### Given records
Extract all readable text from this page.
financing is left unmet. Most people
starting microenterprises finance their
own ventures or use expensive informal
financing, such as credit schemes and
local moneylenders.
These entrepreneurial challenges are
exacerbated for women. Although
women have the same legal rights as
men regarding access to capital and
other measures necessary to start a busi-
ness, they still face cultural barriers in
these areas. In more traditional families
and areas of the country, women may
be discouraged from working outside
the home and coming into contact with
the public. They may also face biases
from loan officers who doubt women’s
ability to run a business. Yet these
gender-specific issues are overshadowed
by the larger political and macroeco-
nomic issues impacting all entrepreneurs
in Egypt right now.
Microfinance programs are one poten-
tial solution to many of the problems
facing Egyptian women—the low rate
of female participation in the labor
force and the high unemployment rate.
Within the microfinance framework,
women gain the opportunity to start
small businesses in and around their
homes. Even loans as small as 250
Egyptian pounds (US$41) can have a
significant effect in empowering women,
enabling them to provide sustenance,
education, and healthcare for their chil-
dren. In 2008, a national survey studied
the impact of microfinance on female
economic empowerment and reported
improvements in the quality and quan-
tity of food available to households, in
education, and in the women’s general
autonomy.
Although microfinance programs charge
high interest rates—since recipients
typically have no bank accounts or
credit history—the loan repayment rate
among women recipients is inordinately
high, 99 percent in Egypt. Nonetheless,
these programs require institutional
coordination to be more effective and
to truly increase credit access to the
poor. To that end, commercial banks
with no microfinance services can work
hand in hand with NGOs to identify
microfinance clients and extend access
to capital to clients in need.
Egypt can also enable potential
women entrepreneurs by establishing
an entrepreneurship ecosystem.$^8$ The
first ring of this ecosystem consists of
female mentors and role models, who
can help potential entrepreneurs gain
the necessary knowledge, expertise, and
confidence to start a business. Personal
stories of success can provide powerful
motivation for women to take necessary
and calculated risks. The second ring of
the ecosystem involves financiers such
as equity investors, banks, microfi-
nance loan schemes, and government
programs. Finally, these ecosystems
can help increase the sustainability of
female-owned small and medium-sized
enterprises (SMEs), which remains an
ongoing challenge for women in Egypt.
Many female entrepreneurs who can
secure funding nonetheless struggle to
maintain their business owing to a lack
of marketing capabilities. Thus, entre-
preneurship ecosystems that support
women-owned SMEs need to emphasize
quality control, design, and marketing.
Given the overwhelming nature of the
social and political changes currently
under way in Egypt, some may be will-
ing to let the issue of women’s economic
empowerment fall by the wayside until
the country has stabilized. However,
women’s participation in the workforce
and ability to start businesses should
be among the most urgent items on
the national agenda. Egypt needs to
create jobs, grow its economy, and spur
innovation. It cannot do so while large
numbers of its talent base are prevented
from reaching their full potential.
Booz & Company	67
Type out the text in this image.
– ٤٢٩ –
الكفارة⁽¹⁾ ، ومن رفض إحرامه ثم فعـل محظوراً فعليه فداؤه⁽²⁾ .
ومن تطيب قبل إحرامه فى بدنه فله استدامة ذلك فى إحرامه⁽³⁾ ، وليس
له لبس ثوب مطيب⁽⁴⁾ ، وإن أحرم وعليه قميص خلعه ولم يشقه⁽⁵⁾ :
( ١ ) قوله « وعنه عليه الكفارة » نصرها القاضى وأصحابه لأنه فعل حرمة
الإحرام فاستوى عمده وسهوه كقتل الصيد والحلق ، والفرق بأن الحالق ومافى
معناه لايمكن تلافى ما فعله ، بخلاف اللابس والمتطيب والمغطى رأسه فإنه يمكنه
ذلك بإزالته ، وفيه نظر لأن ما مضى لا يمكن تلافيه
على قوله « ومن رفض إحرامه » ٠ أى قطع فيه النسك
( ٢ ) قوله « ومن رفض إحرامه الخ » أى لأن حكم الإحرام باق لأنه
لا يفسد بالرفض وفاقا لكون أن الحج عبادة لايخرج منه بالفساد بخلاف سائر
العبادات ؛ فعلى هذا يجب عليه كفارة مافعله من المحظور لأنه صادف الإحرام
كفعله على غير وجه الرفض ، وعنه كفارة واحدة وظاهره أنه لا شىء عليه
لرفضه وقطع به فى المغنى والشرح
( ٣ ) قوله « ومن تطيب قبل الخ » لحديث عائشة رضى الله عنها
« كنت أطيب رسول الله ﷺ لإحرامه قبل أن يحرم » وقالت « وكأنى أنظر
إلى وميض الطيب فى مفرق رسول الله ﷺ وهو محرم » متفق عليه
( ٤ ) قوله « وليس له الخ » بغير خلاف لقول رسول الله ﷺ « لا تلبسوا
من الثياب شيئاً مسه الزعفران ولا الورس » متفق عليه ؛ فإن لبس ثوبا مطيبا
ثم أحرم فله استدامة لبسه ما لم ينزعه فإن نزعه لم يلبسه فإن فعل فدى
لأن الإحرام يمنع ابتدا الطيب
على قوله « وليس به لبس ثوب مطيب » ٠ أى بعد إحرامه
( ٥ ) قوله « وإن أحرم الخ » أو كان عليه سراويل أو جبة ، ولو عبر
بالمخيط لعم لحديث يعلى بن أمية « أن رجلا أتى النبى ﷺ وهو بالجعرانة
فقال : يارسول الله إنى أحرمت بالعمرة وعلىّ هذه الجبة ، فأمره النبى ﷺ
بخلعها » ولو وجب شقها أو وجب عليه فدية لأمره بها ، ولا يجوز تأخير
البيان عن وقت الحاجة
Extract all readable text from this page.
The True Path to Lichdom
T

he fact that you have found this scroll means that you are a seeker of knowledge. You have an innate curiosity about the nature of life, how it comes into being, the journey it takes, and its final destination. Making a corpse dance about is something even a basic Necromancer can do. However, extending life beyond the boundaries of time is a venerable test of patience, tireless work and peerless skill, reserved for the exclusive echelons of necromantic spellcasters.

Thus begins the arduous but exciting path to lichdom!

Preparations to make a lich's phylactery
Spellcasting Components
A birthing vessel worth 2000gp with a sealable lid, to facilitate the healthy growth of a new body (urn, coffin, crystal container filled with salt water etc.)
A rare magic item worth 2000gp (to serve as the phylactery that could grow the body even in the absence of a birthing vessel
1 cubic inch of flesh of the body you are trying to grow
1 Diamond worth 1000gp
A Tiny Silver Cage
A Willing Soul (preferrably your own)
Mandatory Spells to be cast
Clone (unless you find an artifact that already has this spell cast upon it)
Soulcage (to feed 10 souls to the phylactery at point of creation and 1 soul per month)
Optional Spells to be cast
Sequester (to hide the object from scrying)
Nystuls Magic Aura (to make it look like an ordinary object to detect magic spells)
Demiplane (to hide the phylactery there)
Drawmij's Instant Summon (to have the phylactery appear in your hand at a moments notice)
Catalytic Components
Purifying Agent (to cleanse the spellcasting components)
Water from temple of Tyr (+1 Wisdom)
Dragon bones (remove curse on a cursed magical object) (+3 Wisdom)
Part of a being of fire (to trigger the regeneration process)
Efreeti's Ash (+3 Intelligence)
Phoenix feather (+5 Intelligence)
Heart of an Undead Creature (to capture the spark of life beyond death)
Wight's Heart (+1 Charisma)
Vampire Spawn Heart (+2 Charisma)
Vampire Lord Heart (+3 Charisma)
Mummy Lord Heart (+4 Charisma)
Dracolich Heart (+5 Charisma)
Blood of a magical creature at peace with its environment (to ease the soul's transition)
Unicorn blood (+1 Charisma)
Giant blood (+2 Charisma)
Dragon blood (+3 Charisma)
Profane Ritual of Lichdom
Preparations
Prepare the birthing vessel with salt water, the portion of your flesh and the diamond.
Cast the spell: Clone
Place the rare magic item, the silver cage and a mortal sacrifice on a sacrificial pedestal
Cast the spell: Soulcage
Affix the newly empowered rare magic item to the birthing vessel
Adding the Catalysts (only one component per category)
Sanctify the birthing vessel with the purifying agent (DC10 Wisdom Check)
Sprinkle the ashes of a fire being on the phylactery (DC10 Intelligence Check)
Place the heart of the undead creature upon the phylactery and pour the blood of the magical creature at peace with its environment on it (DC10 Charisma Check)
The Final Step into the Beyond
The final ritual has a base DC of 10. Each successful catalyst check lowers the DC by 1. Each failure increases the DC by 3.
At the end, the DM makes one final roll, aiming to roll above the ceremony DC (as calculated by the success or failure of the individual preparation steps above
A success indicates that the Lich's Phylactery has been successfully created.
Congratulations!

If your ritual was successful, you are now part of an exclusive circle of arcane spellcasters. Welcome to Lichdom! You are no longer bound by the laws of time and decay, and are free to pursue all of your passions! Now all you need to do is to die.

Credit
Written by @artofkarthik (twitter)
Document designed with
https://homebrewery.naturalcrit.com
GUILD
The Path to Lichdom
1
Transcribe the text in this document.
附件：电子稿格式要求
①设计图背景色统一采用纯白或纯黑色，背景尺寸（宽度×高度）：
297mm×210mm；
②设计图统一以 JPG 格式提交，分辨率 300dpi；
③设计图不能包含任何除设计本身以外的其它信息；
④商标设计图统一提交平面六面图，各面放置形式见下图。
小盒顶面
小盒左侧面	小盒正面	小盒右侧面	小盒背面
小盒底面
######
Gather from the data above every line with the string "flesh".

**The response**
1 cubic inch of flesh of the body you are trying to grow
Prepare the birthing vessel with salt water, the portion of your flesh and the diamond.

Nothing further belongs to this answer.